(Dataset items)

## START

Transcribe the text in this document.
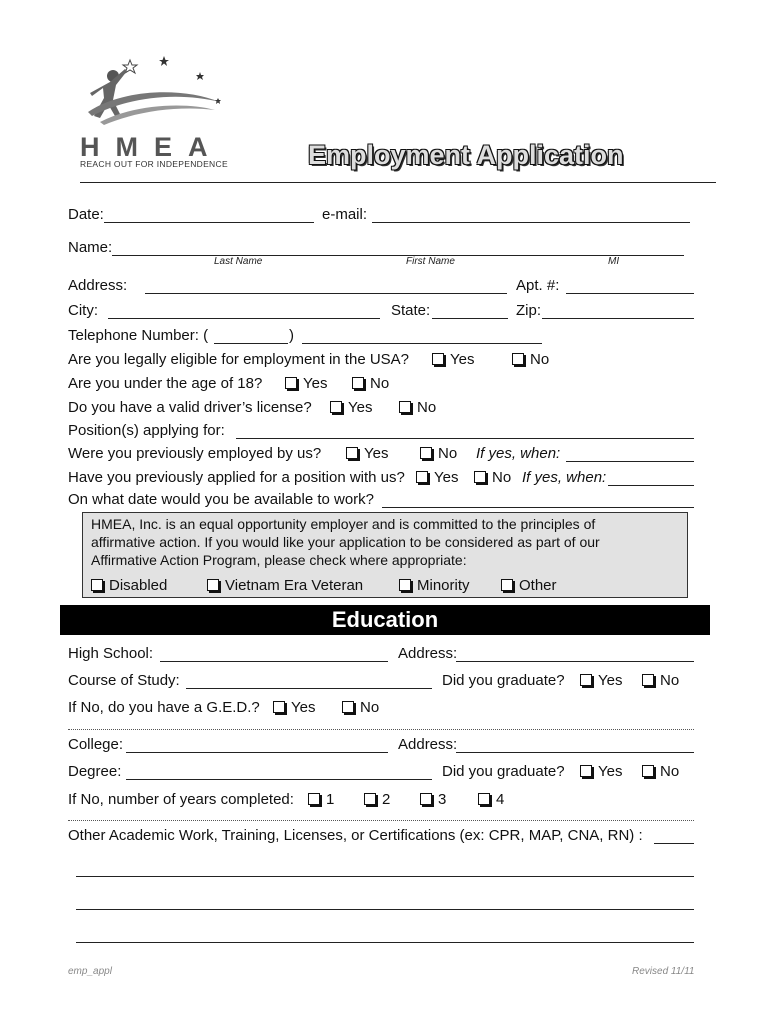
HMEA
REACH OUT FOR INDEPENDENCE	Employment Application
Date:	e-mail:
Name:
Last Name	First Name	MI
Address:	Apt. #:
City:	State:	Zip:
Telephone Number: (	)
Are you legally eligible for employment in the USA?	Yes	No
Are you under the age of 18?	Yes	No
Do you have a valid driver’s license?	Yes	No
Position(s) applying for:
Were you previously employed by us?	Yes	No If yes, when:
Have you previously applied for a position with us?	Yes	No If yes, when:
On what date would you be available to work?
HMEA, Inc. is an equal opportunity employer and is committed to the principles of
affirmative action. If you would like your application to be considered as part of our
Affirmative Action Program, please check where appropriate:
Disabled	Vietnam Era Veteran	Minority	Other
Education
High School:	Address:
Course of Study:	Did you graduate?	Yes	No
If No, do you have a G.E.D.?	Yes	No
College:	Address:
Degree:	Did you graduate?	Yes	No
If No, number of years completed:	1	2	3	4
Other Academic Work, Training, Licenses, or Certifications (ex: CPR, MAP, CNA, RN) :
emp_appl	Revised 11/11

## END

■ **Job**: With the pictures left out, transcribe the material exactly.

■ **Worked solution**:
Transcribe the text in this document.
HMEA
REACH OUT FOR INDEPENDENCE	Employment Application
Date:	e-mail:
Name:
Last Name	First Name	MI
Address:	Apt. #:
City:	State:	Zip:
Telephone Number: (	)
Are you legally eligible for employment in the USA?	Yes	No
Are you under the age of 18?	Yes	No
Do you have a valid driver’s license?	Yes	No
Position(s) applying for:
Were you previously employed by us?	Yes	No If yes, when:
Have you previously applied for a position with us?	Yes	No If yes, when:
On what date would you be available to work?
HMEA, Inc. is an equal opportunity employer and is committed to the principles of
affirmative action. If you would like your application to be considered as part of our
Affirmative Action Program, please check where appropriate:
Disabled	Vietnam Era Veteran	Minority	Other
Education
High School:	Address:
Course of Study:	Did you graduate?	Yes	No
If No, do you have a G.E.D.?	Yes	No
College:	Address:
Degree:	Did you graduate?	Yes	No
If No, number of years completed:	1	2	3	4
Other Academic Work, Training, Licenses, or Certifications (ex: CPR, MAP, CNA, RN) :
emp_appl	Revised 11/11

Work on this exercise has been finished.